> _PROVIDED TEXT_:
For Avellino Patients in Their 20s

Left Eye

Pre-laser corrected
vision of 0.9.

Although there is some opacity, it is minimal and located away from the central visual axis. The transparent areas between the opacities are well-maintained, so there is little negative impact on vision.

Right Eye

Post-LASIK, maximum corrected vision of 0.2,
unaided vision unmeasurable.

Dense opacity developed as scarring appeared at the laser-treated area, almost eliminating the transparent areas between the opacities.

Case of a 44-Year-Old Male Patient

This patient underwent LASIK 8 years ago without issues, but recently presented with severe glare and halos at night. Maximum corrected vision is 0.5. Especially in the optical zone, the laser-treated area near the central visual axis has developed a circular scar with dense opacities, making it difficult to expect improvement in vision.

After an urgent phototherapeutic keratectomy (PTK) procedure to smooth the superficial opacities, a week later, transparent areas between the opacities increased slightly. However, due to the irregular astigmatism caused by corneal ablation, the maximum corrected vision decreased to 0.2, and the patient eventually needed corneal transplant surgery.

"Safe and Effective Vision Correction for Avellino Corneal Dystrophy"

ICL lens implantation is the only treatment that can achieve uncorrected vision nearly equal to maximum corrected vision without worsening the corneal condition in mild cases of corneal dystrophy.

Many Avellino patients who have received ICL surgery continue to do well, and regular ICL check-ups allow for careful monitoring of any changes in their Avellino status. This helps monitor the disease, which can be easily overlooked due to the lack of symptoms. An important consideration for ICL vision correction in Avellino patients is that residual astigmatism cannot be corrected with laser treatment. Therefore, special care must be taken with the design and implantation of the Toric ICL to ensure it remains in a fixed position. Proper ICL sizing is the top priority. Just as with a ring that fits securely without rotating or slipping, the size of the ICL lens is crucial. Precise measurement of the intraocular space and the selection of a perfectly fitting lens size are the foundational steps that require careful attention.

> _PROVIDED MATERIAL_:
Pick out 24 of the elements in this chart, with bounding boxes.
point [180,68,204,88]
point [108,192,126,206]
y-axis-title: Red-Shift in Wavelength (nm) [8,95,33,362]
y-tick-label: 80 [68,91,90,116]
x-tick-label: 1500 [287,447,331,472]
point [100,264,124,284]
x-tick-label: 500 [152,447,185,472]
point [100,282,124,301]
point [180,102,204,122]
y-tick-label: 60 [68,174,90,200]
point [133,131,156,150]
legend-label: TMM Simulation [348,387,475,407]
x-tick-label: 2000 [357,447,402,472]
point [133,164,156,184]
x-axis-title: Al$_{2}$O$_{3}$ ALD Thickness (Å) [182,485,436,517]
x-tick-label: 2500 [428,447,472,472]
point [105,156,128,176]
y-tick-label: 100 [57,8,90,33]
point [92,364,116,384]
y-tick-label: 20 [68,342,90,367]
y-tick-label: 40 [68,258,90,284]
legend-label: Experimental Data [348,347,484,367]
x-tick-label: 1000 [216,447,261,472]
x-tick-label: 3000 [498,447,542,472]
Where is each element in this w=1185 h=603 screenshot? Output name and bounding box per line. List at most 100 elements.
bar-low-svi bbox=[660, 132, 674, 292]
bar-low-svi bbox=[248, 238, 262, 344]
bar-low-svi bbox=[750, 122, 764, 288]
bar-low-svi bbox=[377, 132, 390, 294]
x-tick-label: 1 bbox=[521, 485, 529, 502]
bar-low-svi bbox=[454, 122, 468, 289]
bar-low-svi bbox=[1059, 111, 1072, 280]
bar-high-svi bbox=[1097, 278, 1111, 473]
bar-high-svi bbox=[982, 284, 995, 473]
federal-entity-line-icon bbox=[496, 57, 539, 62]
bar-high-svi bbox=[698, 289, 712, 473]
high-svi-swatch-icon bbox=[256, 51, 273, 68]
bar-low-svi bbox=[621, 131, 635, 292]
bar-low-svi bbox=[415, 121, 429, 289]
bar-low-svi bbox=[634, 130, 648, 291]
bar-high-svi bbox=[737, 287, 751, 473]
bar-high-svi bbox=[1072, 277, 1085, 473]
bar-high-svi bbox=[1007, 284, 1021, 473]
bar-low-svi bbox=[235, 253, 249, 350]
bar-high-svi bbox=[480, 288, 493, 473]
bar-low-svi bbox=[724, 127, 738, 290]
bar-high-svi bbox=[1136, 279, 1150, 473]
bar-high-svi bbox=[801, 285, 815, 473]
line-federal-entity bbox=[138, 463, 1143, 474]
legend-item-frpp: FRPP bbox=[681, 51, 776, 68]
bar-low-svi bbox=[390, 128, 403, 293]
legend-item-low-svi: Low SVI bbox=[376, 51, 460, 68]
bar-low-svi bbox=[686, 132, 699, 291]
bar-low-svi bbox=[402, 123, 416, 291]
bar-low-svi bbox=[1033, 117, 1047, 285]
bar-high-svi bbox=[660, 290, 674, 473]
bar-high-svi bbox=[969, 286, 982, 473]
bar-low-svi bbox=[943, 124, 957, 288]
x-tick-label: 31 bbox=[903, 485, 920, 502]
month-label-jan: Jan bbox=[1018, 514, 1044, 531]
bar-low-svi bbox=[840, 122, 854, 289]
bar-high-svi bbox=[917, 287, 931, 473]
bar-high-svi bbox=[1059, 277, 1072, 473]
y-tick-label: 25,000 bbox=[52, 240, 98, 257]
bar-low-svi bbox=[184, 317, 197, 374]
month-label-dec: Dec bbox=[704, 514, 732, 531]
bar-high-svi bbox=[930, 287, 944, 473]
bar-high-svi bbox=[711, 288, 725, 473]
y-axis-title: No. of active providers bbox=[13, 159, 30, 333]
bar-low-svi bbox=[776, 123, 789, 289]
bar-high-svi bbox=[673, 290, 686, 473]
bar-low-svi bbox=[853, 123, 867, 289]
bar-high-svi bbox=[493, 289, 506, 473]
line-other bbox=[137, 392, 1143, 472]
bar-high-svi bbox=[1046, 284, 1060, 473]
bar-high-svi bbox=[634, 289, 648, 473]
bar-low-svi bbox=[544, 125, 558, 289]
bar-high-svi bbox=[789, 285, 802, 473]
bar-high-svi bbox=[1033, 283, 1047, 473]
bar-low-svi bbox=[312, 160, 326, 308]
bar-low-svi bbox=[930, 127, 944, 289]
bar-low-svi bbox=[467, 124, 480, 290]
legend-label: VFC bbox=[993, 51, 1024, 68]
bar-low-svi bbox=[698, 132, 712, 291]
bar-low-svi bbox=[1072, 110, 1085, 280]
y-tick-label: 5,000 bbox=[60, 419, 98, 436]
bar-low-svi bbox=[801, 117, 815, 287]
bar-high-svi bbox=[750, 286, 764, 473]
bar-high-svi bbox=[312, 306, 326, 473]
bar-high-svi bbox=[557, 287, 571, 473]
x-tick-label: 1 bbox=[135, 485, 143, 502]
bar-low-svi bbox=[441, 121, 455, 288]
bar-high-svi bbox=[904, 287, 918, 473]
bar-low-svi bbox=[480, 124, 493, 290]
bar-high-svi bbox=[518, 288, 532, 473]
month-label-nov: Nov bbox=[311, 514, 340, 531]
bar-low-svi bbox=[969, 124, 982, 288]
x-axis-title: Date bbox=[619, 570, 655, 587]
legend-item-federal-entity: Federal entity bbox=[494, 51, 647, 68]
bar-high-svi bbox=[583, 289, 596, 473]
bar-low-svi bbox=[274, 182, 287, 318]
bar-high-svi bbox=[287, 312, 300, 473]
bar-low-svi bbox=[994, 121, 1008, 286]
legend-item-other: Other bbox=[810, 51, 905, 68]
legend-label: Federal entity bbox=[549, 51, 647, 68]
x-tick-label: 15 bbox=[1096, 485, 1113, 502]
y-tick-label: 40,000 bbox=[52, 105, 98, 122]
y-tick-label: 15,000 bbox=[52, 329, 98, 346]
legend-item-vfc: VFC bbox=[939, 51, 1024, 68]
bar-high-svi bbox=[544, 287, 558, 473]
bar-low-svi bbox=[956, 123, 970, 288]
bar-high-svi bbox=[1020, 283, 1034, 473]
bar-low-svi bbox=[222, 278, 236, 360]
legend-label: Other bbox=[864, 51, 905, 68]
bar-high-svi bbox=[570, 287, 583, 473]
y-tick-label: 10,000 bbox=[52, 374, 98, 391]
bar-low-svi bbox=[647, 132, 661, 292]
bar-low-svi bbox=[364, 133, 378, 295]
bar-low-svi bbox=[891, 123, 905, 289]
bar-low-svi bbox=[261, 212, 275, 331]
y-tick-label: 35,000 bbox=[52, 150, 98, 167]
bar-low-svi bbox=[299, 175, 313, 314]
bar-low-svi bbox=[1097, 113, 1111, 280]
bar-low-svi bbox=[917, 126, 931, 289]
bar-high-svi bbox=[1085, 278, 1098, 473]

> _TASK REQUIREMENTS_:
• a. Rewrite the Avellino text from "Pre-laser corrected" to "between the opacities.", renaming "transparent areas" as "clear areas".
• b. Using the Avellino text, say whether each statement agrees with it. Answer yes or no for each, and quote the deciding words. (i) The 44-year-old patient had LASIK 8 years ago. (ii) After the PTK procedure, the patient's maximum corrected vision improved to 0.5. (iii) For Avellino patients who receive ICL, residual astigmatism can be corrected with laser treatment.
• c. Proceed with the Avellino text on vision correction, beginning after its last sentence.
The material plays no part here.

> _NUMBERED RESPONSES_:
• a.
Pre-laser corrected
vision of 0.9.

Although there is some opacity, it is minimal and located away from the central visual axis. The clear areas between the opacities are well-maintained, so there is little negative impact on vision.

Right Eye

Post-LASIK, maximum corrected vision of 0.2,
unaided vision unmeasurable.

Dense opacity developed as scarring appeared at the laser-treated area, almost eliminating the clear areas between the opacities.

• b.
(i) Yes: "This patient underwent LASIK 8 years ago without issues"
(ii) No: "the maximum corrected vision decreased to 0.2"
(iii) No: "residual astigmatism cannot be corrected with laser treatment"

• c.
Case of a 35-Year-Old Avellino Patient Maintaining 1.2 Vision for 10 Years After ICL Surgery

Most opacities are located away from the central visual axis, so they have minimal impact on vision and are expected to remain stable over time. The patient's 70-year-old mother also has Avellino corneal dystrophy without any significant vision impairment, suggesting a mild phenotype within the family. Consequently, the patient has achieved average expected ICL vision with high quality, leading to a satisfactory outcome.

Prognosis

The progression and severity of Avellino corneal dystrophy vary widely among individuals.

Severe vision loss is rare, so there is generally no need for excessive concern. While some individuals may remain relatively asymptomatic throughout their lives, others may experience significant vision loss and recurring painful symptoms. By undergoing precise ophthalmic examinations to understand the current condition and monitoring progression with regular check-ups, one can reduce undue worry and receive timely treatment if needed.

However, if the cornea is damaged due to inflammation, trauma, disease, or laser surgery, opacities can worsen rapidly, so caution is necessary. Although glasses are the best option, many people wear contact lenses due to professional or environmental reasons. Since contact lenses are a major cause of keratitis, it is generally advisable to opt for ICL lens implantation, which does not harm the cornea, instead of continuing with contact lenses.